INPUT MATERIAL »
- - - - -

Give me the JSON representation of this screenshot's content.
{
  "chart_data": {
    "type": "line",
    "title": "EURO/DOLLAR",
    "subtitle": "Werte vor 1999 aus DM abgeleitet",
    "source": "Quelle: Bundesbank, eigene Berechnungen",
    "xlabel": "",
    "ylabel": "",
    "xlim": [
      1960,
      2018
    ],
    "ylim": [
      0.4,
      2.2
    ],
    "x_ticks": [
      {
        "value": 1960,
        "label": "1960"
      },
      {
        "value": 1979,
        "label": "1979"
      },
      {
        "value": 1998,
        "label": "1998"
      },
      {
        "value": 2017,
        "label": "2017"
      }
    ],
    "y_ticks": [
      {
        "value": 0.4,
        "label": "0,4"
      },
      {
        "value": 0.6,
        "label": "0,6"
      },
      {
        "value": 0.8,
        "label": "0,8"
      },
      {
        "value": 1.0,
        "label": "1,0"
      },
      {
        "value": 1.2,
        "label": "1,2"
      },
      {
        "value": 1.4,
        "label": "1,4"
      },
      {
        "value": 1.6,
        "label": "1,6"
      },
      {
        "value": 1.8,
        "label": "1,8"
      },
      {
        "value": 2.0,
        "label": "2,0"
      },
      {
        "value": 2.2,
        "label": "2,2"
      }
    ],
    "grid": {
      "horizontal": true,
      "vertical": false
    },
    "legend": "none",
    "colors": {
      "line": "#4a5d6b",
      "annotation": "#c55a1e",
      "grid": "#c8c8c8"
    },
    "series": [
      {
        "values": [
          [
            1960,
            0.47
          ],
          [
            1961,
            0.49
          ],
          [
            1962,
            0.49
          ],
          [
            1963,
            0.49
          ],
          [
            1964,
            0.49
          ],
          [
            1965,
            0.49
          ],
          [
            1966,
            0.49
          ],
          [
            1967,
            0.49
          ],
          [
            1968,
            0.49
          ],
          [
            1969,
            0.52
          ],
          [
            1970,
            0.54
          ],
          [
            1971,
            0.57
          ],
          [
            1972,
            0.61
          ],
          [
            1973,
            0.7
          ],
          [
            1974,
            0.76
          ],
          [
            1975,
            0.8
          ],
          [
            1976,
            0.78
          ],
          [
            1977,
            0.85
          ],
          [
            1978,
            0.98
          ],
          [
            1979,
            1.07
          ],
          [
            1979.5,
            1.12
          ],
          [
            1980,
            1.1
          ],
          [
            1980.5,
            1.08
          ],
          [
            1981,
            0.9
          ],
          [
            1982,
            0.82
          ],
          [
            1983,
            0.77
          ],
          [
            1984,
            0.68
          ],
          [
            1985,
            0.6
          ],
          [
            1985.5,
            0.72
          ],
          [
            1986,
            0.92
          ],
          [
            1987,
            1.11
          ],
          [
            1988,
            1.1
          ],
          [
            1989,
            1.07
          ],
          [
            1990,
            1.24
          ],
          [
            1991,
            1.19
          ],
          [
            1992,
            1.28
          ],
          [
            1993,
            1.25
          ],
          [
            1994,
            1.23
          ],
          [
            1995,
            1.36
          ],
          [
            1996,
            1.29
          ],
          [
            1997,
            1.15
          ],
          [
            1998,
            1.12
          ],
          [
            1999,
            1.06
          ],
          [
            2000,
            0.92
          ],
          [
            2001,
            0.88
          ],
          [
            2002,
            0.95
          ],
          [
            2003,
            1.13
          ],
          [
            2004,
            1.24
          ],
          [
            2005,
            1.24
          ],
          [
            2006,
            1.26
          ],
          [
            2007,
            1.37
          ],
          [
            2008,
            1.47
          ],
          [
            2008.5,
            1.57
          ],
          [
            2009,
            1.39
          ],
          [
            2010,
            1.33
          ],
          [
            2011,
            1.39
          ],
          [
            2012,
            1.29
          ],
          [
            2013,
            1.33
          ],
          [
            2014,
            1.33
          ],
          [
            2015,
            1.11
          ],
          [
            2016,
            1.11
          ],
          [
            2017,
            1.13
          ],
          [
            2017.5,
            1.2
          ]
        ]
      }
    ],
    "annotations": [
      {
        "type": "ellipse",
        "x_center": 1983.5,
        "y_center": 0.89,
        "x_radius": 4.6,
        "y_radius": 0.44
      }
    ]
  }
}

- - - - -

THE EXERCISE »
Your task is to return the full listing exactly as it was given.

ANSWER TO THIS TASK »
Give me the JSON representation of this screenshot's content.
{
  "chart_data": {
    "type": "line",
    "title": "EURO/DOLLAR",
    "subtitle": "Werte vor 1999 aus DM abgeleitet",
    "source": "Quelle: Bundesbank, eigene Berechnungen",
    "xlabel": "",
    "ylabel": "",
    "xlim": [
      1960,
      2018
    ],
    "ylim": [
      0.4,
      2.2
    ],
    "x_ticks": [
      {
        "value": 1960,
        "label": "1960"
      },
      {
        "value": 1979,
        "label": "1979"
      },
      {
        "value": 1998,
        "label": "1998"
      },
      {
        "value": 2017,
        "label": "2017"
      }
    ],
    "y_ticks": [
      {
        "value": 0.4,
        "label": "0,4"
      },
      {
        "value": 0.6,
        "label": "0,6"
      },
      {
        "value": 0.8,
        "label": "0,8"
      },
      {
        "value": 1.0,
        "label": "1,0"
      },
      {
        "value": 1.2,
        "label": "1,2"
      },
      {
        "value": 1.4,
        "label": "1,4"
      },
      {
        "value": 1.6,
        "label": "1,6"
      },
      {
        "value": 1.8,
        "label": "1,8"
      },
      {
        "value": 2.0,
        "label": "2,0"
      },
      {
        "value": 2.2,
        "label": "2,2"
      }
    ],
    "grid": {
      "horizontal": true,
      "vertical": false
    },
    "legend": "none",
    "colors": {
      "line": "#4a5d6b",
      "annotation": "#c55a1e",
      "grid": "#c8c8c8"
    },
    "series": [
      {
        "values": [
          [
            1960,
            0.47
          ],
          [
            1961,
            0.49
          ],
          [
            1962,
            0.49
          ],
          [
            1963,
            0.49
          ],
          [
            1964,
            0.49
          ],
          [
            1965,
            0.49
          ],
          [
            1966,
            0.49
          ],
          [
            1967,
            0.49
          ],
          [
            1968,
            0.49
          ],
          [
            1969,
            0.52
          ],
          [
            1970,
            0.54
          ],
          [
            1971,
            0.57
          ],
          [
            1972,
            0.61
          ],
          [
            1973,
            0.7
          ],
          [
            1974,
            0.76
          ],
          [
            1975,
            0.8
          ],
          [
            1976,
            0.78
          ],
          [
            1977,
            0.85
          ],
          [
            1978,
            0.98
          ],
          [
            1979,
            1.07
          ],
          [
            1979.5,
            1.12
          ],
          [
            1980,
            1.1
          ],
          [
            1980.5,
            1.08
          ],
          [
            1981,
            0.9
          ],
          [
            1982,
            0.82
          ],
          [
            1983,
            0.77
          ],
          [
            1984,
            0.68
          ],
          [
            1985,
            0.6
          ],
          [
            1985.5,
            0.72
          ],
          [
            1986,
            0.92
          ],
          [
            1987,
            1.11
          ],
          [
            1988,
            1.1
          ],
          [
            1989,
            1.07
          ],
          [
            1990,
            1.24
          ],
          [
            1991,
            1.19
          ],
          [
            1992,
            1.28
          ],
          [
            1993,
            1.25
          ],
          [
            1994,
            1.23
          ],
          [
            1995,
            1.36
          ],
          [
            1996,
            1.29
          ],
          [
            1997,
            1.15
          ],
          [
            1998,
            1.12
          ],
          [
            1999,
            1.06
          ],
          [
            2000,
            0.92
          ],
          [
            2001,
            0.88
          ],
          [
            2002,
            0.95
          ],
          [
            2003,
            1.13
          ],
          [
            2004,
            1.24
          ],
          [
            2005,
            1.24
          ],
          [
            2006,
            1.26
          ],
          [
            2007,
            1.37
          ],
          [
            2008,
            1.47
          ],
          [
            2008.5,
            1.57
          ],
          [
            2009,
            1.39
          ],
          [
            2010,
            1.33
          ],
          [
            2011,
            1.39
          ],
          [
            2012,
            1.29
          ],
          [
            2013,
            1.33
          ],
          [
            2014,
            1.33
          ],
          [
            2015,
            1.11
          ],
          [
            2016,
            1.11
          ],
          [
            2017,
            1.13
          ],
          [
            2017.5,
            1.2
          ]
        ]
      }
    ],
    "annotations": [
      {
        "type": "ellipse",
        "x_center": 1983.5,
        "y_center": 0.89,
        "x_radius": 4.6,
        "y_radius": 0.44
      }
    ]
  }
}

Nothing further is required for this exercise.